Saved entries:
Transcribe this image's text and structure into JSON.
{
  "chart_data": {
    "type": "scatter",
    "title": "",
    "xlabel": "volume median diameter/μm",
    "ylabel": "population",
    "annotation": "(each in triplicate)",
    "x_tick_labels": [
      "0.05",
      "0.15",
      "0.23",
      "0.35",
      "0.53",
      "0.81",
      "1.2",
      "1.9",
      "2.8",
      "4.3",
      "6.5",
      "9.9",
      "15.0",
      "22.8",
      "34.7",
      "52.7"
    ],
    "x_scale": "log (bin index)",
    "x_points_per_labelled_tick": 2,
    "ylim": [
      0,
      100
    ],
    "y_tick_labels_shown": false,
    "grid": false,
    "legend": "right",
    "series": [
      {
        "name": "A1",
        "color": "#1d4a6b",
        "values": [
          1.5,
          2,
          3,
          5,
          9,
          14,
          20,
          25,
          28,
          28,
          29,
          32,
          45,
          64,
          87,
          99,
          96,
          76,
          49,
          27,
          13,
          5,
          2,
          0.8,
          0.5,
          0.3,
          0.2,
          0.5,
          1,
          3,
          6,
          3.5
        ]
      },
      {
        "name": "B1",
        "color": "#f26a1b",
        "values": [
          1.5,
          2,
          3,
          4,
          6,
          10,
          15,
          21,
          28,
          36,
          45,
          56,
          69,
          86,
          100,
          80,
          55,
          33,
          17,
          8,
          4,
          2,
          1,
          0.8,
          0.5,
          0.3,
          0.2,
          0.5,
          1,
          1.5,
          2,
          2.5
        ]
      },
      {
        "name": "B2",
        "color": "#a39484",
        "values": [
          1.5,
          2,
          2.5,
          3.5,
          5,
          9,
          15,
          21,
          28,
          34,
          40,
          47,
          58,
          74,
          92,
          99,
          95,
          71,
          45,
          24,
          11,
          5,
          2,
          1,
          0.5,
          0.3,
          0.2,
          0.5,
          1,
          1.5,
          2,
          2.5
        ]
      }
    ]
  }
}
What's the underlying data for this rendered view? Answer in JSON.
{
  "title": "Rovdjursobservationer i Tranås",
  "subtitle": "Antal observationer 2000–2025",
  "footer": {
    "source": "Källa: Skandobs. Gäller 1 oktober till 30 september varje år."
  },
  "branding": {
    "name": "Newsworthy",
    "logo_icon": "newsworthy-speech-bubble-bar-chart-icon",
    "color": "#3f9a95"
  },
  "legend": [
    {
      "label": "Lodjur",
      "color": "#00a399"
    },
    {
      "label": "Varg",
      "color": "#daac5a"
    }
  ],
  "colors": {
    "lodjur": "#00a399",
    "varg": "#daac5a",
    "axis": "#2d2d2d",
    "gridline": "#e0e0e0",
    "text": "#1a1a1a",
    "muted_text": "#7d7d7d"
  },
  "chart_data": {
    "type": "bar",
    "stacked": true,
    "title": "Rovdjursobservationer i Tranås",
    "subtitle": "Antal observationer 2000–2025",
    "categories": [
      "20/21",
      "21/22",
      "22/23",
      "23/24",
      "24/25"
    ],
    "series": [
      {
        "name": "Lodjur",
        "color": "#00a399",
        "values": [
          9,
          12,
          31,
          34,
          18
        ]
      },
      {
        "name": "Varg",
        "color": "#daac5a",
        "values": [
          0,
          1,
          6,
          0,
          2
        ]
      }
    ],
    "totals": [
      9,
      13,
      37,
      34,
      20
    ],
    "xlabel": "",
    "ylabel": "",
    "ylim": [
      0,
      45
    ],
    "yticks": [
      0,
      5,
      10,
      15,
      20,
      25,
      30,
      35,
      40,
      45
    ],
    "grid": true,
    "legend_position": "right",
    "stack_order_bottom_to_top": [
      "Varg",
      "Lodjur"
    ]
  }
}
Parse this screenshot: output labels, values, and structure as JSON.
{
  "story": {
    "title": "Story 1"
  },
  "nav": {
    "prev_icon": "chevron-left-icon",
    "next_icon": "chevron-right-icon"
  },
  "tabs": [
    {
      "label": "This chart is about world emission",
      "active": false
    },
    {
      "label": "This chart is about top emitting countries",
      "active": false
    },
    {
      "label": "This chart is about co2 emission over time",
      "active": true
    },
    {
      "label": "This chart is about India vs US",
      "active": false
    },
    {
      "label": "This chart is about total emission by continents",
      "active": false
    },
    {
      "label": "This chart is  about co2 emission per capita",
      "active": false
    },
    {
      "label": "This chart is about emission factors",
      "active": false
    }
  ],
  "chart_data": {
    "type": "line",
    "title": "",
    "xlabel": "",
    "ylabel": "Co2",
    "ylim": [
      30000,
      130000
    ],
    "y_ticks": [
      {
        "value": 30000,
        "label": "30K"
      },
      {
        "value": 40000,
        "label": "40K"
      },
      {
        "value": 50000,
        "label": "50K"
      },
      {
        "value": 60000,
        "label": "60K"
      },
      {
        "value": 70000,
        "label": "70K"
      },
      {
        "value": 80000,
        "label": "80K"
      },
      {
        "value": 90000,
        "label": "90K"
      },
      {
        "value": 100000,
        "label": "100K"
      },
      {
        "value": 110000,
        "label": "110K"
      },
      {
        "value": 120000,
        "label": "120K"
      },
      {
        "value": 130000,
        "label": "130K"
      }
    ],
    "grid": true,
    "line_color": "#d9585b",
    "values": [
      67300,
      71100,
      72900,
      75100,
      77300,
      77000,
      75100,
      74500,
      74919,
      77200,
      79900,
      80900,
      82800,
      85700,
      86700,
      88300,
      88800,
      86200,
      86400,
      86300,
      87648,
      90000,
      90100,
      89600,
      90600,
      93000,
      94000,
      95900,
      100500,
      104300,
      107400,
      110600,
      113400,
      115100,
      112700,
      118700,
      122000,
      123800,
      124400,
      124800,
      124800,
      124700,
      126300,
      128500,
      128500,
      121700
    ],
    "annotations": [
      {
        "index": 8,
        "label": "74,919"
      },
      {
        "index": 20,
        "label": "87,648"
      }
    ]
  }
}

Problem to solve:
Reproduce each line of the entries in which the word "subtitle" is found.

Answer for the task:
  "subtitle": "Antal observationer 2000–2025",
    "subtitle": "Antal observationer 2000–2025",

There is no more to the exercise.